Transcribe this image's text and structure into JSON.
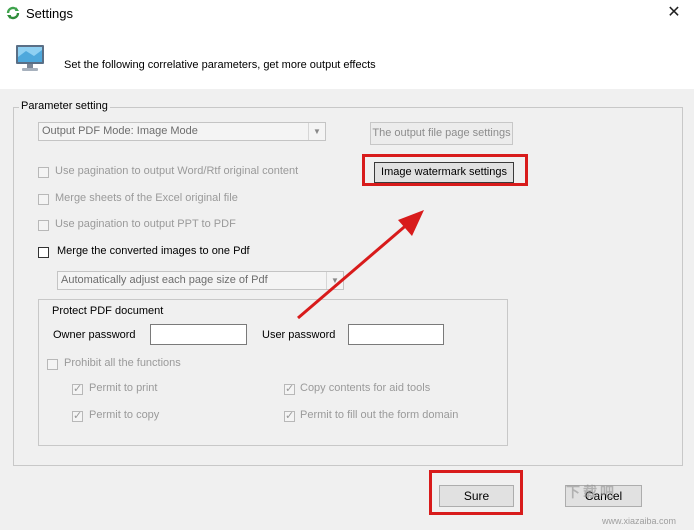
{
  "window": {
    "title": "Settings",
    "close_glyph": "✕"
  },
  "header": {
    "text": "Set the following correlative parameters, get more output effects"
  },
  "parameter_group": {
    "label": "Parameter setting",
    "output_mode": "Output PDF Mode: Image Mode",
    "output_page_settings_btn": "The output file page settings",
    "image_watermark_btn": "Image watermark settings",
    "options": {
      "word_pagination": "Use pagination to output Word/Rtf original content",
      "excel_merge": "Merge sheets of the Excel original file",
      "ppt_pagination": "Use pagination to output PPT to PDF",
      "merge_images": "Merge the converted images to one Pdf"
    },
    "page_size_select": "Automatically adjust each page size of Pdf"
  },
  "protect_group": {
    "label": "Protect PDF document",
    "owner_password_label": "Owner password",
    "user_password_label": "User password",
    "prohibit_all": "Prohibit all the functions",
    "permit_print": "Permit to print",
    "permit_copy": "Permit to copy",
    "copy_contents": "Copy contents for aid tools",
    "permit_fill": "Permit to fill out the form domain"
  },
  "footer": {
    "sure_label": "Sure",
    "cancel_label": "Cancel"
  },
  "watermark": {
    "logo_text": "下载吧",
    "site": "www.xiazaiba.com"
  },
  "colors": {
    "highlight": "#d81b1b",
    "disabled_text": "#9a9a9a"
  }
}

Job: From the entries above, pull out each line that includes "original".

Answer for the task:
      "word_pagination": "Use pagination to output Word/Rtf original content",
      "excel_merge": "Merge sheets of the Excel original file",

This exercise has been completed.